__Set problem__: For each line that holds "data", copy the line out.

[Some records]

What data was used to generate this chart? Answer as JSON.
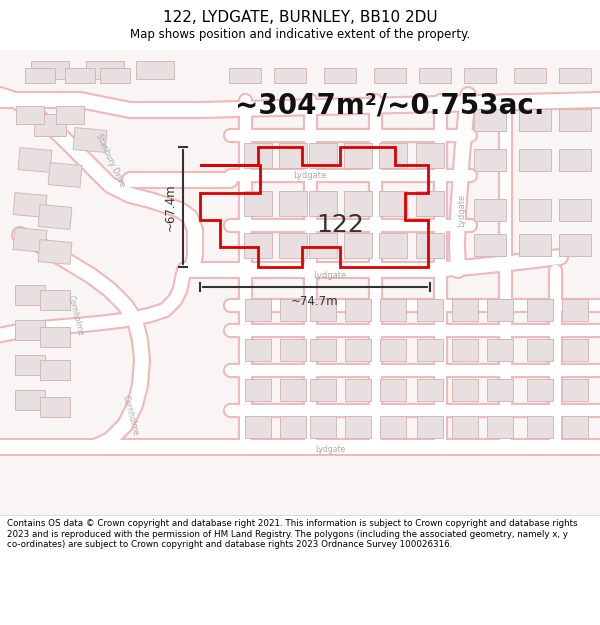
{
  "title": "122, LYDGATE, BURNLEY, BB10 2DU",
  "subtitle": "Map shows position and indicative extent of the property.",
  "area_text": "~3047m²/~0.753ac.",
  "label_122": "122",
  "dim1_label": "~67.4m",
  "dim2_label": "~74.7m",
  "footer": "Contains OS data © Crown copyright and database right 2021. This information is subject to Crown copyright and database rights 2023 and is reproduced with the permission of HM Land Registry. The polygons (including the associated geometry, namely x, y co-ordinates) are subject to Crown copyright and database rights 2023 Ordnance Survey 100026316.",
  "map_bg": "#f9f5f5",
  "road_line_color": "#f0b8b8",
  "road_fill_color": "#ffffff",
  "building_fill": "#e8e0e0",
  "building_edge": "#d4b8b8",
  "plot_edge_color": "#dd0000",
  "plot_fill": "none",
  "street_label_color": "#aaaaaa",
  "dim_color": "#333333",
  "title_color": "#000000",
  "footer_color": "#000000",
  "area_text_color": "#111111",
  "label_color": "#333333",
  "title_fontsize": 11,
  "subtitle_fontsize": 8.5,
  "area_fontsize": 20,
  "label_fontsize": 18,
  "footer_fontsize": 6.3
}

__Task answer__:
What data was used to generate this chart? Answer as JSON.
  "footer": "Contains OS data © Crown copyright and database right 2021. This information is subject to Crown copyright and database rights 2023 and is reproduced with the permission of HM Land Registry. The polygons (including the associated geometry, namely x, y co-ordinates) are subject to Crown copyright and database rights 2023 Ordnance Survey 100026316.",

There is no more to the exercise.